Quoted text ->
★ ★ ★ ★ ★

Ramsaw previously served as a peer mentor for First-Year Seminars and is now a peer coach in the Peer Success Program. She said she enjoys working as a peer coach because she can have a positive impact on her students.
“I was excited to be a part of it after seeing the motivation and support this program provides to students,” said Ramsaw, who earned a bachelor’s degree in middle childhood education from Wright State.
Mentoring other students has been a rewarding experience for Ramsaw.
“I have learned professionalism, I have learned a lot about myself and how far I have come being in college,” she said, “I have learned how to set boundaries, I have learned emotional intelligence, and lastly, I have enjoyed working with students and giving them my advice and guidance to be successful in college.”
Peer Mentorship Programs connect Wright State students with older classmates for academic assistance and support in navigating the university. Peer coaches are trained on Wright State resources and help connect students to a success coach, advisor or student advocate.
Peer success coaches and academic study coaches are available to all Wright State students regardless of their year. Specialized mentoring programs are also offered for theatre students; first-year students in engineering, computer science, science and mathematics programs; LGBTQA+ students; and undergraduate students who identify as women of color.
Interacting with a peer mentor increases a student’s sense of belonging on campus by creating a built-in peer support system, said Catherine Amaris Hernandez Hogan, a success coach on the Student Retention Team and chair of the Peer Mentorship Council.
“Through peer mentorship, students never have to do the university experience alone,” she said. “A fellow student who has done this before and has been successful can walk alongside and help a student navigate the sometimes tricky and stressful experiences of university life.”

★ ★ ★ ★ ★

Excerpted data ->
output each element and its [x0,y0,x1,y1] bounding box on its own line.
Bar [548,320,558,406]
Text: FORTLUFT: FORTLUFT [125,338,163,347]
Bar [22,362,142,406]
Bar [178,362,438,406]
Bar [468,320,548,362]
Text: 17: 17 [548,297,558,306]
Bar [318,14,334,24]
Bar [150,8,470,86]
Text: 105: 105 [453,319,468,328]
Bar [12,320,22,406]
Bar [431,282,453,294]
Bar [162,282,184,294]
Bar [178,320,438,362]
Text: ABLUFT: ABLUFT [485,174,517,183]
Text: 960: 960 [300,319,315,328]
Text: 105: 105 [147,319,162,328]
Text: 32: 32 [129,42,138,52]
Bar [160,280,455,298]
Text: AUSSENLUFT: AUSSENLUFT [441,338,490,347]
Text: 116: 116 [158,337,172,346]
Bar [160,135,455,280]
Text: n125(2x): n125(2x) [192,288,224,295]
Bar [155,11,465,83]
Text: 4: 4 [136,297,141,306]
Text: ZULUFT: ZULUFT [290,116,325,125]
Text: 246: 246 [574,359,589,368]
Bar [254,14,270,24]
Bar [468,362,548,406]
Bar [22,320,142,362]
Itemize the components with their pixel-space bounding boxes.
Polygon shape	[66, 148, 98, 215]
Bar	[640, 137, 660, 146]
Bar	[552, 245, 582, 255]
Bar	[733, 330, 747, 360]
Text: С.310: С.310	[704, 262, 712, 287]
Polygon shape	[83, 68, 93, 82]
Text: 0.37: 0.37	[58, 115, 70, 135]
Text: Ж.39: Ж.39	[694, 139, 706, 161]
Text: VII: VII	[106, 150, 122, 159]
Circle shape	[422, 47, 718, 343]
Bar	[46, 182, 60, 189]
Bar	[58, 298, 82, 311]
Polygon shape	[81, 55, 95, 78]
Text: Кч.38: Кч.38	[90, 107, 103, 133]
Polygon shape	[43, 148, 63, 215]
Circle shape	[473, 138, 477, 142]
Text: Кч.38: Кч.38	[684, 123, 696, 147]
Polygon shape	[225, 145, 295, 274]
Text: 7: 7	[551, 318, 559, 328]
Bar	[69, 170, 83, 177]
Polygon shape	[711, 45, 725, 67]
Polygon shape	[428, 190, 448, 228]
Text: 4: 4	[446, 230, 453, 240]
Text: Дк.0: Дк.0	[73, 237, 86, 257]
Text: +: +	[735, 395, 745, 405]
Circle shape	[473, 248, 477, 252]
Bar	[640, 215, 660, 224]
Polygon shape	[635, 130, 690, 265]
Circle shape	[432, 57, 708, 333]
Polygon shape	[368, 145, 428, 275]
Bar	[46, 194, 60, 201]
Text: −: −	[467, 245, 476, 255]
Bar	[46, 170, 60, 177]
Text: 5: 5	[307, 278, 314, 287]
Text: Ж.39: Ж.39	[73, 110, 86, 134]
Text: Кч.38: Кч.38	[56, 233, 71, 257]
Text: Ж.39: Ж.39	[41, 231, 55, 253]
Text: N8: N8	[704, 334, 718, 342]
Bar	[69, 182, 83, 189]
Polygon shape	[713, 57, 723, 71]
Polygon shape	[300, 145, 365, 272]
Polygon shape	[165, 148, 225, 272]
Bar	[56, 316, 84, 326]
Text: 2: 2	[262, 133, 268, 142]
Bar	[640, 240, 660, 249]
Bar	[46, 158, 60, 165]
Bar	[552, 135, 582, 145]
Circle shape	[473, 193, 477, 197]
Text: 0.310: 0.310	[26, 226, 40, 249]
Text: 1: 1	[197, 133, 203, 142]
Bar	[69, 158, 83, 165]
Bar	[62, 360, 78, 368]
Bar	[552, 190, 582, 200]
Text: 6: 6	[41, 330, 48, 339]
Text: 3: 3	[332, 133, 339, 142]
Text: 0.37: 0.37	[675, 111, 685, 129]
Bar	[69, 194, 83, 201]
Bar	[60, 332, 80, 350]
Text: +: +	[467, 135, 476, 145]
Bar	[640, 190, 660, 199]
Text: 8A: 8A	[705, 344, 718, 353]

★ ★ ★ ★ ★

Set exercise ->
In the passage on peer mentoring at Wright State, what degree did Ramsaw earn from the university?

Output below ->
A bachelor's degree in middle childhood education.